** Start of Provided records **

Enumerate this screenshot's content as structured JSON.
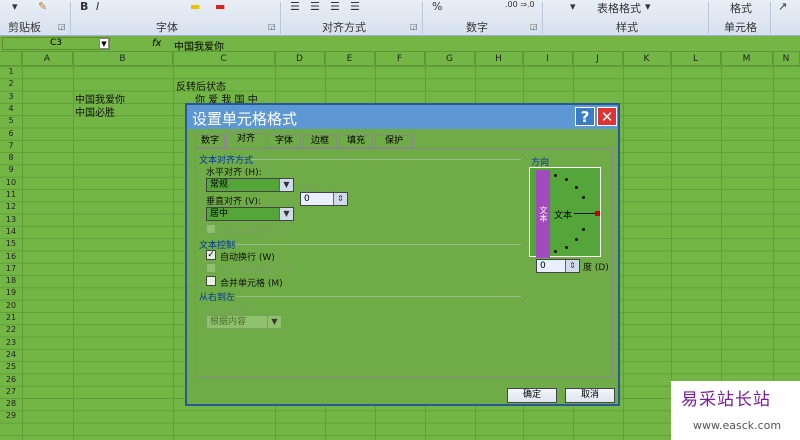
{
  "ribbon": {
    "groups": [
      "剪贴板",
      "字体",
      "对齐方式",
      "数字",
      "样式",
      "单元格"
    ],
    "table_format": "表格格式",
    "cell_format": "格式",
    "number_fmt": "%",
    "decimals": ".00 ⇒.0"
  },
  "formula": {
    "name_box": "C3",
    "fx": "fx",
    "content": "中国我爱你"
  },
  "columns": [
    "A",
    "B",
    "C",
    "D",
    "E",
    "F",
    "G",
    "H",
    "I",
    "J",
    "K",
    "L",
    "M",
    "N"
  ],
  "rows": [
    "1",
    "2",
    "3",
    "4",
    "5",
    "6",
    "7",
    "8",
    "9",
    "10",
    "11",
    "12",
    "13",
    "14",
    "15",
    "16",
    "17",
    "18",
    "19",
    "20",
    "21",
    "22",
    "23",
    "24",
    "25",
    "26",
    "27",
    "28",
    "29"
  ],
  "cells": {
    "c2": "反转后状态",
    "b3": "中国我爱你",
    "c3": "你 爱 我 国 中",
    "b4": "中国必胜"
  },
  "dialog": {
    "title": "设置单元格格式",
    "help": "?",
    "close": "✕",
    "tabs": [
      "数字",
      "对齐",
      "字体",
      "边框",
      "填充",
      "保护"
    ],
    "alignment_section": "文本对齐方式",
    "horizontal_label": "水平对齐 (H):",
    "horizontal_value": "常规",
    "indent_label": "缩进 (I):",
    "indent_value": "0",
    "vertical_label": "垂直对齐 (V):",
    "vertical_value": "居中",
    "justify_distributed": "两端分散对齐 (E)",
    "control_section": "文本控制",
    "wrap_text": "自动换行 (W)",
    "shrink_fit": "缩小字体填充 (K)",
    "merge_cells": "合并单元格 (M)",
    "rtl_section": "从右到左",
    "direction_label": "文字方向 (T):",
    "direction_value": "根据内容",
    "orientation_section": "方向",
    "vertical_text": "文本",
    "orient_text": "文本",
    "degree_value": "0",
    "degree_label": "度 (D)",
    "ok": "确定",
    "cancel": "取消"
  },
  "watermark": {
    "line1": "易采站长站",
    "line2": "www.easck.com"
  }
}
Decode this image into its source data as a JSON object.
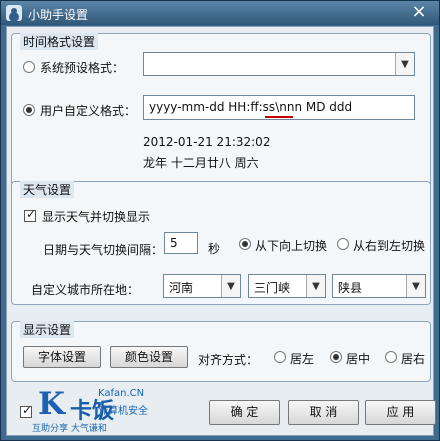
{
  "window": {
    "title": "小助手设置",
    "close_icon": "×"
  },
  "time_format": {
    "group_title": "时间格式设置",
    "system_preset_label": "系统预设格式：",
    "system_preset_value": "",
    "custom_label": "用户自定义格式：",
    "custom_value": "yyyy-mm-dd HH:ff:ss\\nnn MD ddd",
    "preview_line1": "2012-01-21 21:32:02",
    "preview_line2": "龙年 十二月廿八 周六"
  },
  "weather": {
    "group_title": "天气设置",
    "show_weather_label": "显示天气并切换显示",
    "interval_label": "日期与天气切换间隔：",
    "interval_value": "5",
    "interval_unit": "秒",
    "bottom_up_label": "从下向上切换",
    "right_left_label": "从右到左切换",
    "city_label": "自定义城市所在地：",
    "province": "河南",
    "city": "三门峡",
    "county": "陕县"
  },
  "display": {
    "group_title": "显示设置",
    "font_button": "字体设置",
    "color_button": "颜色设置",
    "align_label": "对齐方式：",
    "align_left": "居左",
    "align_center": "居中",
    "align_right": "居右"
  },
  "footer": {
    "ok": "确 定",
    "cancel": "取 消",
    "apply": "应 用"
  },
  "watermark": {
    "mark": "K",
    "cn": "卡饭",
    "site": "Kafan.CN",
    "subtitle": "计算机安全",
    "bottom": "互助分享  大气谦和"
  }
}
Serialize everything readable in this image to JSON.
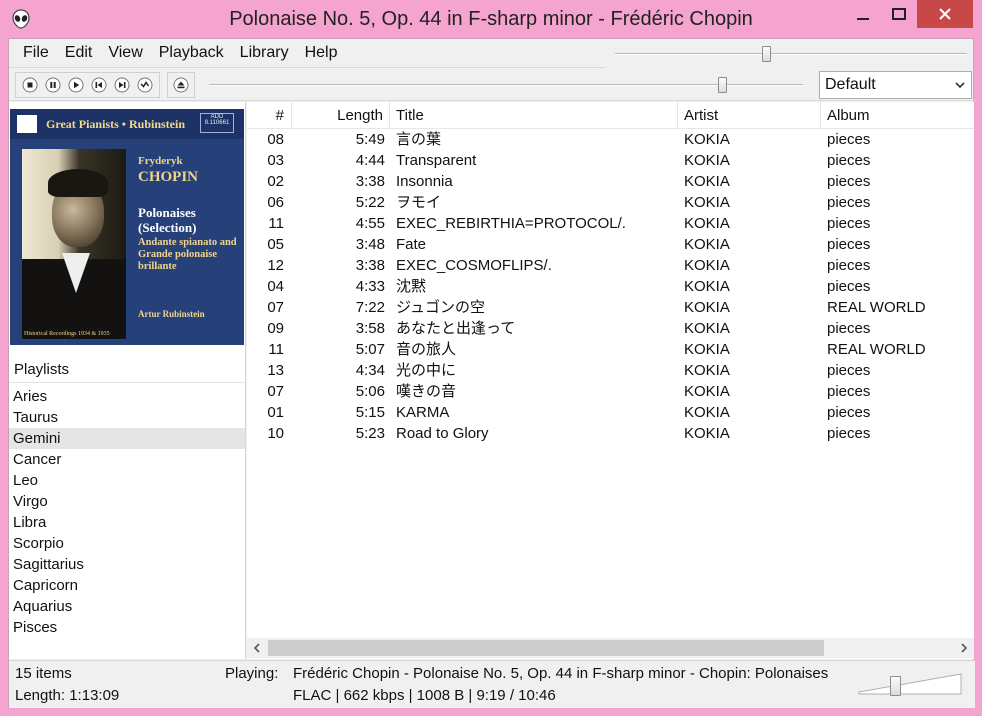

** End of Provided records **

Exercise prompt
Report how many lines contain "JSON". Give nothing but the number.

Result of this task
3